■ INSTRUCTIONS FOR THE TASK ■
The records below need retyping in full; give them again exactly.

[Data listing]
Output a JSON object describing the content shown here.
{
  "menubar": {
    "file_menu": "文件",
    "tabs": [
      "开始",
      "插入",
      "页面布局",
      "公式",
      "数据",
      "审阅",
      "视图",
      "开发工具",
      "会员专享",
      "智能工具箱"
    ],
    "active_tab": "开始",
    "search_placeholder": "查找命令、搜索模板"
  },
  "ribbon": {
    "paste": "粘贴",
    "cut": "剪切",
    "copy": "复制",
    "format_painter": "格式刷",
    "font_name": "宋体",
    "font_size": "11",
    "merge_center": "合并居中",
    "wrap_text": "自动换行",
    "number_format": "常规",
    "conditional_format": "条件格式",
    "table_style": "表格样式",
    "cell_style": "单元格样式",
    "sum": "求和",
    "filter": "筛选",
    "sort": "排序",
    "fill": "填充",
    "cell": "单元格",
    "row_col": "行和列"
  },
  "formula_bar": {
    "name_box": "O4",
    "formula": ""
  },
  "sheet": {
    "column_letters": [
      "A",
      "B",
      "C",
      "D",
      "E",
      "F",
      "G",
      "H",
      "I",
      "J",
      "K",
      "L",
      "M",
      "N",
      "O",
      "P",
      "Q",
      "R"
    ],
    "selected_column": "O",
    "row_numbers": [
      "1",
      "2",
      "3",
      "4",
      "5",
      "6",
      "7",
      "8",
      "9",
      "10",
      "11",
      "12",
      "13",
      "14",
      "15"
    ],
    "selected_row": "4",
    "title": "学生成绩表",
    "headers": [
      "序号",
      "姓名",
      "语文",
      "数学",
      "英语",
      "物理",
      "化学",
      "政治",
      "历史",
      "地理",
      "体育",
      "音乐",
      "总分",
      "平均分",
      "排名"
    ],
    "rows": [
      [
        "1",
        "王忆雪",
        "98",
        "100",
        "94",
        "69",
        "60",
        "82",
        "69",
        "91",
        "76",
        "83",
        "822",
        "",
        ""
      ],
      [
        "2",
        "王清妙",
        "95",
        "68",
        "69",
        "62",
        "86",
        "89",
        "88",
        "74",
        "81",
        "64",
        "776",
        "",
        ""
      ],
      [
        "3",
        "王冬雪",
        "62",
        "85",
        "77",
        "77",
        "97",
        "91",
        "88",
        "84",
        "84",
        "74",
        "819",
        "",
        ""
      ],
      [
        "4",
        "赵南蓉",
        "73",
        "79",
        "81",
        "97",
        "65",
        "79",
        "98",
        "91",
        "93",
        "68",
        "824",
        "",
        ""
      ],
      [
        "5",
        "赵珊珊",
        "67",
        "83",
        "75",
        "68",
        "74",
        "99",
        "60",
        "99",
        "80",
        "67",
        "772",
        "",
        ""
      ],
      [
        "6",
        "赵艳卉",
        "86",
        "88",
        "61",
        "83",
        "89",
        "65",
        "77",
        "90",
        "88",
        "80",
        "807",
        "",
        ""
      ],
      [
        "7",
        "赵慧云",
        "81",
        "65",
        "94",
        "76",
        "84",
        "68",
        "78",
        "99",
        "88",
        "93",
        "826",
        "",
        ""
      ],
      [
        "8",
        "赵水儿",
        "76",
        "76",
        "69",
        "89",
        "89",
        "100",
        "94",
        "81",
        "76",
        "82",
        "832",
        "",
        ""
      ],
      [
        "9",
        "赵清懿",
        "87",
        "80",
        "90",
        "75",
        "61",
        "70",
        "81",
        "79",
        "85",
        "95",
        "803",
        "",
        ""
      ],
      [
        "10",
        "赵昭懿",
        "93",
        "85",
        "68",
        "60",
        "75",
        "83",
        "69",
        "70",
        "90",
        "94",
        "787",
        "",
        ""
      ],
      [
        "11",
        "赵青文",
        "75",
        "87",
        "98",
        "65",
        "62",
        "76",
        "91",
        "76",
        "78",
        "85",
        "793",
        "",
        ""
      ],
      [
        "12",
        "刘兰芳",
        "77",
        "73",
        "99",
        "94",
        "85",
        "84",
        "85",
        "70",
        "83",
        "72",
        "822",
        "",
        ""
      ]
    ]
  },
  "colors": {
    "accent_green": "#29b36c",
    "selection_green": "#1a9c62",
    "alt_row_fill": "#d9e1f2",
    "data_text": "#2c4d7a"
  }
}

■ OUTPUT FOR THIS TASK ■
Output a JSON object describing the content shown here.
{
  "menubar": {
    "file_menu": "文件",
    "tabs": [
      "开始",
      "插入",
      "页面布局",
      "公式",
      "数据",
      "审阅",
      "视图",
      "开发工具",
      "会员专享",
      "智能工具箱"
    ],
    "active_tab": "开始",
    "search_placeholder": "查找命令、搜索模板"
  },
  "ribbon": {
    "paste": "粘贴",
    "cut": "剪切",
    "copy": "复制",
    "format_painter": "格式刷",
    "font_name": "宋体",
    "font_size": "11",
    "merge_center": "合并居中",
    "wrap_text": "自动换行",
    "number_format": "常规",
    "conditional_format": "条件格式",
    "table_style": "表格样式",
    "cell_style": "单元格样式",
    "sum": "求和",
    "filter": "筛选",
    "sort": "排序",
    "fill": "填充",
    "cell": "单元格",
    "row_col": "行和列"
  },
  "formula_bar": {
    "name_box": "O4",
    "formula": ""
  },
  "sheet": {
    "column_letters": [
      "A",
      "B",
      "C",
      "D",
      "E",
      "F",
      "G",
      "H",
      "I",
      "J",
      "K",
      "L",
      "M",
      "N",
      "O",
      "P",
      "Q",
      "R"
    ],
    "selected_column": "O",
    "row_numbers": [
      "1",
      "2",
      "3",
      "4",
      "5",
      "6",
      "7",
      "8",
      "9",
      "10",
      "11",
      "12",
      "13",
      "14",
      "15"
    ],
    "selected_row": "4",
    "title": "学生成绩表",
    "headers": [
      "序号",
      "姓名",
      "语文",
      "数学",
      "英语",
      "物理",
      "化学",
      "政治",
      "历史",
      "地理",
      "体育",
      "音乐",
      "总分",
      "平均分",
      "排名"
    ],
    "rows": [
      [
        "1",
        "王忆雪",
        "98",
        "100",
        "94",
        "69",
        "60",
        "82",
        "69",
        "91",
        "76",
        "83",
        "822",
        "",
        ""
      ],
      [
        "2",
        "王清妙",
        "95",
        "68",
        "69",
        "62",
        "86",
        "89",
        "88",
        "74",
        "81",
        "64",
        "776",
        "",
        ""
      ],
      [
        "3",
        "王冬雪",
        "62",
        "85",
        "77",
        "77",
        "97",
        "91",
        "88",
        "84",
        "84",
        "74",
        "819",
        "",
        ""
      ],
      [
        "4",
        "赵南蓉",
        "73",
        "79",
        "81",
        "97",
        "65",
        "79",
        "98",
        "91",
        "93",
        "68",
        "824",
        "",
        ""
      ],
      [
        "5",
        "赵珊珊",
        "67",
        "83",
        "75",
        "68",
        "74",
        "99",
        "60",
        "99",
        "80",
        "67",
        "772",
        "",
        ""
      ],
      [
        "6",
        "赵艳卉",
        "86",
        "88",
        "61",
        "83",
        "89",
        "65",
        "77",
        "90",
        "88",
        "80",
        "807",
        "",
        ""
      ],
      [
        "7",
        "赵慧云",
        "81",
        "65",
        "94",
        "76",
        "84",
        "68",
        "78",
        "99",
        "88",
        "93",
        "826",
        "",
        ""
      ],
      [
        "8",
        "赵水儿",
        "76",
        "76",
        "69",
        "89",
        "89",
        "100",
        "94",
        "81",
        "76",
        "82",
        "832",
        "",
        ""
      ],
      [
        "9",
        "赵清懿",
        "87",
        "80",
        "90",
        "75",
        "61",
        "70",
        "81",
        "79",
        "85",
        "95",
        "803",
        "",
        ""
      ],
      [
        "10",
        "赵昭懿",
        "93",
        "85",
        "68",
        "60",
        "75",
        "83",
        "69",
        "70",
        "90",
        "94",
        "787",
        "",
        ""
      ],
      [
        "11",
        "赵青文",
        "75",
        "87",
        "98",
        "65",
        "62",
        "76",
        "91",
        "76",
        "78",
        "85",
        "793",
        "",
        ""
      ],
      [
        "12",
        "刘兰芳",
        "77",
        "73",
        "99",
        "94",
        "85",
        "84",
        "85",
        "70",
        "83",
        "72",
        "822",
        "",
        ""
      ]
    ]
  },
  "colors": {
    "accent_green": "#29b36c",
    "selection_green": "#1a9c62",
    "alt_row_fill": "#d9e1f2",
    "data_text": "#2c4d7a"
  }
}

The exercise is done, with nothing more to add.